Copy each entry as it stands, leaving nothing out.

(Items listed in a dataset)
§
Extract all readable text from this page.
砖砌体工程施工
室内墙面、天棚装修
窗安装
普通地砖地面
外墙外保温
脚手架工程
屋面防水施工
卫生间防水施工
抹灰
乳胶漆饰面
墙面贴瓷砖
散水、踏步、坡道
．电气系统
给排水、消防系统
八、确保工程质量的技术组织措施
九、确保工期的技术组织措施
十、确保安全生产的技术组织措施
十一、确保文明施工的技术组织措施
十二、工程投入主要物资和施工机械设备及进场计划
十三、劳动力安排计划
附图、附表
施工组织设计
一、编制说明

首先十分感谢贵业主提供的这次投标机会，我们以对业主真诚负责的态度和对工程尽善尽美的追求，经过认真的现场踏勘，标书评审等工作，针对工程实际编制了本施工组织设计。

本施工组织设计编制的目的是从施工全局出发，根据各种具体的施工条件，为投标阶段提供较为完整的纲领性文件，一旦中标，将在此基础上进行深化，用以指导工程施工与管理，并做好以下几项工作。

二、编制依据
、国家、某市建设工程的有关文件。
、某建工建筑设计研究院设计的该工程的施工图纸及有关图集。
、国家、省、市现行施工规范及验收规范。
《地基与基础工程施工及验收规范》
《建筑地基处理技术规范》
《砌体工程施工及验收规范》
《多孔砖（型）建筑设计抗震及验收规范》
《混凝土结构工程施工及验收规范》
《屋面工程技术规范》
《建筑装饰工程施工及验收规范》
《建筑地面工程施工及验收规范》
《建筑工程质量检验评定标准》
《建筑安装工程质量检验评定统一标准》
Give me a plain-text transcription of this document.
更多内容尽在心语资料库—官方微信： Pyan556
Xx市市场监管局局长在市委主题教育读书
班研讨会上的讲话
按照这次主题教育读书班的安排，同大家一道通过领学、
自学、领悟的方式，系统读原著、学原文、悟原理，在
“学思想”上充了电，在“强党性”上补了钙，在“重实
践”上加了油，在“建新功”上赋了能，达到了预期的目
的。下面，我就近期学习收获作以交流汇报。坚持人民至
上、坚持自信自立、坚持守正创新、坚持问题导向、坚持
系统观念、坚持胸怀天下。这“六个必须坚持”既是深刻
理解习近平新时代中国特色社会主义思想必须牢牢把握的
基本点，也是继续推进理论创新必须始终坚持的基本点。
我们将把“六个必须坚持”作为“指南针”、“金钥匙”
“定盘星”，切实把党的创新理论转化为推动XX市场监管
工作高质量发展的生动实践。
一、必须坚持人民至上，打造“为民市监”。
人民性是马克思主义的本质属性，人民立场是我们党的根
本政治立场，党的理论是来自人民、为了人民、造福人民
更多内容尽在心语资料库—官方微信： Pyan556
§
• _RESPONSE BELOW_
Extract all readable text from this page.
砖砌体工程施工
室内墙面、天棚装修
窗安装
普通地砖地面
外墙外保温
脚手架工程
屋面防水施工
卫生间防水施工
抹灰
乳胶漆饰面
墙面贴瓷砖
散水、踏步、坡道
．电气系统
给排水、消防系统
八、确保工程质量的技术组织措施
九、确保工期的技术组织措施
十、确保安全生产的技术组织措施
十一、确保文明施工的技术组织措施
十二、工程投入主要物资和施工机械设备及进场计划
十三、劳动力安排计划
附图、附表
施工组织设计
一、编制说明

首先十分感谢贵业主提供的这次投标机会，我们以对业主真诚负责的态度和对工程尽善尽美的追求，经过认真的现场踏勘，标书评审等工作，针对工程实际编制了本施工组织设计。

本施工组织设计编制的目的是从施工全局出发，根据各种具体的施工条件，为投标阶段提供较为完整的纲领性文件，一旦中标，将在此基础上进行深化，用以指导工程施工与管理，并做好以下几项工作。

二、编制依据
、国家、某市建设工程的有关文件。
、某建工建筑设计研究院设计的该工程的施工图纸及有关图集。
、国家、省、市现行施工规范及验收规范。
《地基与基础工程施工及验收规范》
《建筑地基处理技术规范》
《砌体工程施工及验收规范》
《多孔砖（型）建筑设计抗震及验收规范》
《混凝土结构工程施工及验收规范》
《屋面工程技术规范》
《建筑装饰工程施工及验收规范》
《建筑地面工程施工及验收规范》
《建筑工程质量检验评定标准》
《建筑安装工程质量检验评定统一标准》
Give me a plain-text transcription of this document.
更多内容尽在心语资料库—官方微信： Pyan556
Xx市市场监管局局长在市委主题教育读书
班研讨会上的讲话
按照这次主题教育读书班的安排，同大家一道通过领学、
自学、领悟的方式，系统读原著、学原文、悟原理，在
“学思想”上充了电，在“强党性”上补了钙，在“重实
践”上加了油，在“建新功”上赋了能，达到了预期的目
的。下面，我就近期学习收获作以交流汇报。坚持人民至
上、坚持自信自立、坚持守正创新、坚持问题导向、坚持
系统观念、坚持胸怀天下。这“六个必须坚持”既是深刻
理解习近平新时代中国特色社会主义思想必须牢牢把握的
基本点，也是继续推进理论创新必须始终坚持的基本点。
我们将把“六个必须坚持”作为“指南针”、“金钥匙”
“定盘星”，切实把党的创新理论转化为推动XX市场监管
工作高质量发展的生动实践。
一、必须坚持人民至上，打造“为民市监”。
人民性是马克思主义的本质属性，人民立场是我们党的根
本政治立场，党的理论是来自人民、为了人民、造福人民
更多内容尽在心语资料库—官方微信： Pyan556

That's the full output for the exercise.